• **Exercise brief**
Copy each line of the data below with the word "суммарной".

• **Supplied material**
_ _ _ _ _

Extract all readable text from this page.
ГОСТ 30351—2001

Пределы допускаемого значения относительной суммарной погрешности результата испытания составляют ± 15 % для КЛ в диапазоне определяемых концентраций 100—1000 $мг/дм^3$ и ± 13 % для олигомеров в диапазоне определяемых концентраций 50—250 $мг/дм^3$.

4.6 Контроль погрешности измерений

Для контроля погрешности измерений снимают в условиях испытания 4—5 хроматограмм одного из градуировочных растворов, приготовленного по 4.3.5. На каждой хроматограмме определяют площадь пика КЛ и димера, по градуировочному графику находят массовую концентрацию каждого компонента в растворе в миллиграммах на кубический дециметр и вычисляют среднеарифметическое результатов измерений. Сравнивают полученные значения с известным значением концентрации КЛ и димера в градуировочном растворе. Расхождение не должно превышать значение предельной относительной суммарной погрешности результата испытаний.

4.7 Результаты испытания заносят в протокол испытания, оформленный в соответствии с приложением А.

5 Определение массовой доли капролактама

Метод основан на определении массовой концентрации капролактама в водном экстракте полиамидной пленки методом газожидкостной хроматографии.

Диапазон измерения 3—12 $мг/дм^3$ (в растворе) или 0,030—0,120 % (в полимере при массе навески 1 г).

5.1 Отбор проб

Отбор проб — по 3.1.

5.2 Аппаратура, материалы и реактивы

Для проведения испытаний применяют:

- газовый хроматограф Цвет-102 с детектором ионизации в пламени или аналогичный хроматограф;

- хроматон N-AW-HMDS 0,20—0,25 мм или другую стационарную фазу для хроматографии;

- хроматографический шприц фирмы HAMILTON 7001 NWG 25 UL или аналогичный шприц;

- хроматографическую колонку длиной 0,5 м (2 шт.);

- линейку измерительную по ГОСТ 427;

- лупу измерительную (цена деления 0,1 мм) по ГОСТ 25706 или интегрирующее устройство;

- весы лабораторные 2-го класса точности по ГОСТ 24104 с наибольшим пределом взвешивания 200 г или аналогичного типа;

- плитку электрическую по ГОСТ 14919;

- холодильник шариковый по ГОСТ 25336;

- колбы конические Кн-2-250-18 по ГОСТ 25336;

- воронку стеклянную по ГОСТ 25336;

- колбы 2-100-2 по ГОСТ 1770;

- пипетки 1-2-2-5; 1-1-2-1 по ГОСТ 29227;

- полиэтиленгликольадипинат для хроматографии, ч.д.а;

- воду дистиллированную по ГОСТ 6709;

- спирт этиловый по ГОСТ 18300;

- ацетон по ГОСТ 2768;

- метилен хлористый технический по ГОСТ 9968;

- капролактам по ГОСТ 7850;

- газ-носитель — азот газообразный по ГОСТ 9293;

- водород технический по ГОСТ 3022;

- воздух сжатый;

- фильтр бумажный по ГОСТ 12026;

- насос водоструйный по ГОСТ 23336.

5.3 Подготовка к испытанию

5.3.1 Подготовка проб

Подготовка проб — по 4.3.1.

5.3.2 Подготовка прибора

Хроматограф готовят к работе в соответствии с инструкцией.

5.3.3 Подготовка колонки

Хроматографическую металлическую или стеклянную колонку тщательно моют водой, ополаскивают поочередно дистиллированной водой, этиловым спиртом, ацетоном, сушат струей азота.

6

_ _ _ _ _

• **Exercise response**
Пределы допускаемого значения относительной суммарной погрешности результата испытания составляют ± 15 % для КЛ в диапазоне определяемых концентраций 100—1000 $мг/дм^3$ и ± 13 % для олигомеров в диапазоне определяемых концентраций 50—250 $мг/дм^3$.
Для контроля погрешности измерений снимают в условиях испытания 4—5 хроматограмм одного из градуировочных растворов, приготовленного по 4.3.5. На каждой хроматограмме определяют площадь пика КЛ и димера, по градуировочному графику находят массовую концентрацию каждого компонента в растворе в миллиграммах на кубический дециметр и вычисляют среднеарифметическое результатов измерений. Сравнивают полученные значения с известным значением концентрации КЛ и димера в градуировочном растворе. Расхождение не должно превышать значение предельной относительной суммарной погрешности результата испытаний.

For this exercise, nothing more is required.